[Collected data]
■ ■ ■

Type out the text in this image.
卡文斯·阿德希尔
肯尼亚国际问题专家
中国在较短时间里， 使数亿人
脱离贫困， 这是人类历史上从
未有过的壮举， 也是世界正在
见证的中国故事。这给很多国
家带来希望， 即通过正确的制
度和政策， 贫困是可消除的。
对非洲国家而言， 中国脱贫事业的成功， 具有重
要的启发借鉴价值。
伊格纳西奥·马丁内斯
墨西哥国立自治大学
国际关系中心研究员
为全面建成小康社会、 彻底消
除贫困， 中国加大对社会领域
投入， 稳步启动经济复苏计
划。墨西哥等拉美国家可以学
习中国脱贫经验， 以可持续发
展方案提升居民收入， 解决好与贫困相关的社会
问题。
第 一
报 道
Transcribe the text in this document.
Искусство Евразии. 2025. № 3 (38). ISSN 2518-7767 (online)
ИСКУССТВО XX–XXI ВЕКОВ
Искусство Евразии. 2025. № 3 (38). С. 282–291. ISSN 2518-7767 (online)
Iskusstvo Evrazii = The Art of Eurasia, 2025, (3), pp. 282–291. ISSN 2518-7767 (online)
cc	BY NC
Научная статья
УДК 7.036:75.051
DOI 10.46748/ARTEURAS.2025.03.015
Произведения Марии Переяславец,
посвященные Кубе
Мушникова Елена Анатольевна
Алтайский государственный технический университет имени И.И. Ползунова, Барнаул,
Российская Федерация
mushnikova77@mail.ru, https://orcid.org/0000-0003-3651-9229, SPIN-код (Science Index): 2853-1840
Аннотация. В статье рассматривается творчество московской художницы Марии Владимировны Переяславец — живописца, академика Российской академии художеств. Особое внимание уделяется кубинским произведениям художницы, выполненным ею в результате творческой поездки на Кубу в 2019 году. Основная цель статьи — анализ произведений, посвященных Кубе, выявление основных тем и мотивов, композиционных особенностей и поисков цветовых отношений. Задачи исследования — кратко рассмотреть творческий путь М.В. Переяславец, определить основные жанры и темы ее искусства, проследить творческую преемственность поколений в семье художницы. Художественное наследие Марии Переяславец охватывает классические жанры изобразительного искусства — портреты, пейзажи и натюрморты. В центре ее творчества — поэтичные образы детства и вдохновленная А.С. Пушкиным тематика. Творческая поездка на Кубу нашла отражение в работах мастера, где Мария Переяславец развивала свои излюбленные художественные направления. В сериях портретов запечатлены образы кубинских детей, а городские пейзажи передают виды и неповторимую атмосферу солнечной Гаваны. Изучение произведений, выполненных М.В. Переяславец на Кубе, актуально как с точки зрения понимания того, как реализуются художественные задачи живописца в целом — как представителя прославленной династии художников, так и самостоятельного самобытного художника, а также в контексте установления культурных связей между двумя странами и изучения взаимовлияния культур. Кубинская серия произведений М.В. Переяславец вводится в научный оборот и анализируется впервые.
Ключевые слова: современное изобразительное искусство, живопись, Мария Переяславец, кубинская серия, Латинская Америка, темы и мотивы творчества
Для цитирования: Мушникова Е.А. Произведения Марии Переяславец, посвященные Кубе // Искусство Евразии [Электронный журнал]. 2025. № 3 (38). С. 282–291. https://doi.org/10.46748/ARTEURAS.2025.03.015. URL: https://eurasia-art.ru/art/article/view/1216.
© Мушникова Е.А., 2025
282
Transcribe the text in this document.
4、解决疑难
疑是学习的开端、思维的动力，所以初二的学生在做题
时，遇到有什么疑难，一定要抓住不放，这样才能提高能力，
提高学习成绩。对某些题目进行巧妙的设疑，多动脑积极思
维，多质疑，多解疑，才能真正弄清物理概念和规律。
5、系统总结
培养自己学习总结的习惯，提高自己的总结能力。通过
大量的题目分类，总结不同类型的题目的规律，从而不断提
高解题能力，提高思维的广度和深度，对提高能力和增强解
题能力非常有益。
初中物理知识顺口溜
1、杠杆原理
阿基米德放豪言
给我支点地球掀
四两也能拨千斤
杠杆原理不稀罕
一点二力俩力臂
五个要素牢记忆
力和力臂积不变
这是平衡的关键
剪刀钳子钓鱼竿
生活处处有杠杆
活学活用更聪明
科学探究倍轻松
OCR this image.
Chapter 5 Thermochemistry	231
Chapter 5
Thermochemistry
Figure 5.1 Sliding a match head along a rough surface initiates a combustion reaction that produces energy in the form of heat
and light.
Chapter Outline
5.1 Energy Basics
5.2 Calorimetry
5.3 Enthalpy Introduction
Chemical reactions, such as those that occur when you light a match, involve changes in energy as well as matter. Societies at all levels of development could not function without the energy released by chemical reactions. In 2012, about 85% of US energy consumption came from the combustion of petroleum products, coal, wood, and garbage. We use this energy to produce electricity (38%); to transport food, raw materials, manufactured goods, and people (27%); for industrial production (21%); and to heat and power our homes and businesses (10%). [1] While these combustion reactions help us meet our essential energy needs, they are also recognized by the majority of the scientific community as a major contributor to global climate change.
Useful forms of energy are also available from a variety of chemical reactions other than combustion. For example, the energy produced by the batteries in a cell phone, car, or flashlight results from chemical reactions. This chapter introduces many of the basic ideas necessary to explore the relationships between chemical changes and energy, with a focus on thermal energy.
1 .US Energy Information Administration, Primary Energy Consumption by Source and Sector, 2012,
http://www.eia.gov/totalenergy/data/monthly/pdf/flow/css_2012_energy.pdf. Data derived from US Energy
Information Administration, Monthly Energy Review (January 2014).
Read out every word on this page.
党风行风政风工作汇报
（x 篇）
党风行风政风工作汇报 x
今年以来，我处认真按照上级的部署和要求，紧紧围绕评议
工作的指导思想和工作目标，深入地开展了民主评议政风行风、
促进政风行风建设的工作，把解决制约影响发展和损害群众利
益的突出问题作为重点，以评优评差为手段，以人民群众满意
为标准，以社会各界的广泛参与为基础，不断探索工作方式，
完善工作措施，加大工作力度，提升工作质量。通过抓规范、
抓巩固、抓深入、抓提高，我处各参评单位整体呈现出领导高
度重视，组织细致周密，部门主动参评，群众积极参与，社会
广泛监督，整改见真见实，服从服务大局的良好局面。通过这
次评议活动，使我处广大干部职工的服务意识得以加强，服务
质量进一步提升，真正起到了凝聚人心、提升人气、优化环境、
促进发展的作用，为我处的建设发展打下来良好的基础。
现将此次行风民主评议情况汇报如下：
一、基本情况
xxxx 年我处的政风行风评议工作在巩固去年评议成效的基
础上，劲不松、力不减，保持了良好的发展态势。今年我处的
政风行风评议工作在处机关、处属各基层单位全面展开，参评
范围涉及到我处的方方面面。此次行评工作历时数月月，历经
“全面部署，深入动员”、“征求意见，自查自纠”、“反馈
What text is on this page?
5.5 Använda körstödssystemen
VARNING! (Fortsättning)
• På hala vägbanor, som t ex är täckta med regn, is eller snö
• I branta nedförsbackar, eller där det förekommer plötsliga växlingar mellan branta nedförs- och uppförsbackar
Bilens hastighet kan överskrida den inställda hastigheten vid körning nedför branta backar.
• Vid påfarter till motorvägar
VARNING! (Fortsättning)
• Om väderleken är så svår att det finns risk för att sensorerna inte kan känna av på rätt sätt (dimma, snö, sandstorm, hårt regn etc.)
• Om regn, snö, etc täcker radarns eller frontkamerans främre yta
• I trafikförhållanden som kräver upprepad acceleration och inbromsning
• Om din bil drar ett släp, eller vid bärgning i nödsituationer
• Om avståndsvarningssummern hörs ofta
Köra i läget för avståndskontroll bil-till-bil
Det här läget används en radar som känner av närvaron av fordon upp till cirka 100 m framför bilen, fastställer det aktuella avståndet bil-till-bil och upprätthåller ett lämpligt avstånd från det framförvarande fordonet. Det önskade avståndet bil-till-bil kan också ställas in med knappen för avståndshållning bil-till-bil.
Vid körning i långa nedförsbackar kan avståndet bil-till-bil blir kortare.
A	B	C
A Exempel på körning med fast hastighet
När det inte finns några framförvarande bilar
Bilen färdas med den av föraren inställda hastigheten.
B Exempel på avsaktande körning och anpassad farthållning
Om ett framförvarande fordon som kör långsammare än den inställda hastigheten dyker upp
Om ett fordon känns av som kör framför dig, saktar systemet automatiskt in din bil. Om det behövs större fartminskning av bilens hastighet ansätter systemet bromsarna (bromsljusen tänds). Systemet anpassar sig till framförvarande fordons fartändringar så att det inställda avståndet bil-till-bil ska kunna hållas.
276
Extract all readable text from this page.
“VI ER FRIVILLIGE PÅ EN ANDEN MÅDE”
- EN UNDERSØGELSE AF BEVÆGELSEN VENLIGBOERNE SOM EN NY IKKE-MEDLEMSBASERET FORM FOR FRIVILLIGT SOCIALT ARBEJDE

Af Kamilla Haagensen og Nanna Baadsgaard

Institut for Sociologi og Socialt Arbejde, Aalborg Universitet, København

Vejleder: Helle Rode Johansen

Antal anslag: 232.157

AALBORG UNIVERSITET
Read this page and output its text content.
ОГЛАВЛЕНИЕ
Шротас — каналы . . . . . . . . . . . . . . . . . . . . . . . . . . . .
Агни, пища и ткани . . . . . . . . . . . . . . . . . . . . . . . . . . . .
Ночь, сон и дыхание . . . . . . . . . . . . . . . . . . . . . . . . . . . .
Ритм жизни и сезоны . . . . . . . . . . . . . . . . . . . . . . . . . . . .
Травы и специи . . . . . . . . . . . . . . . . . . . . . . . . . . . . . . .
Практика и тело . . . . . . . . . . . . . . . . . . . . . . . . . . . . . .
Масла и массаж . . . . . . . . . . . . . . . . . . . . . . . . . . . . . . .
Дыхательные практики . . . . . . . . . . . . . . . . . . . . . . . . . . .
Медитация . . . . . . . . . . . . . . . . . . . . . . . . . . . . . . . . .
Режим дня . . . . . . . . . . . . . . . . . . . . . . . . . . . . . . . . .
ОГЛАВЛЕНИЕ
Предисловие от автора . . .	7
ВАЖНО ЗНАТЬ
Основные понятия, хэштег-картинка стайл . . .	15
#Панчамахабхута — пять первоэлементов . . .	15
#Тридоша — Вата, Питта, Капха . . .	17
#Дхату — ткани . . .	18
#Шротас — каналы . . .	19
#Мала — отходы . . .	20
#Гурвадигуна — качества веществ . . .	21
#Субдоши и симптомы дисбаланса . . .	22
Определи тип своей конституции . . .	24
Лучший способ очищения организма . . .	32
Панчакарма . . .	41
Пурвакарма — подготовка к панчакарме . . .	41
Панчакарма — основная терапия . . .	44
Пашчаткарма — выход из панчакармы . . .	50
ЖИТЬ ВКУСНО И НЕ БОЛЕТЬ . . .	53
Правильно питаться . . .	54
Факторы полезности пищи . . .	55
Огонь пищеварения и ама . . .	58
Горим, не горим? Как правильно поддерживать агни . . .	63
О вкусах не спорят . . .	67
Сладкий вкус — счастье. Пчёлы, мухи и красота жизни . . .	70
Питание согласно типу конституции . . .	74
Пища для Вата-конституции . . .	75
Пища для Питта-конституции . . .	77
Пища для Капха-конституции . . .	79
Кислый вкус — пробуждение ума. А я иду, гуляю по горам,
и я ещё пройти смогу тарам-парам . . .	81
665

■ ■ ■

From the records above, copy every line that holds the word "finns".

• Om väderleken är så svår att det finns risk för att sensorerna inte kan känna av på rätt sätt (dimma, snö, sandstorm, hårt regn etc.)
När det inte finns några framförvarande bilar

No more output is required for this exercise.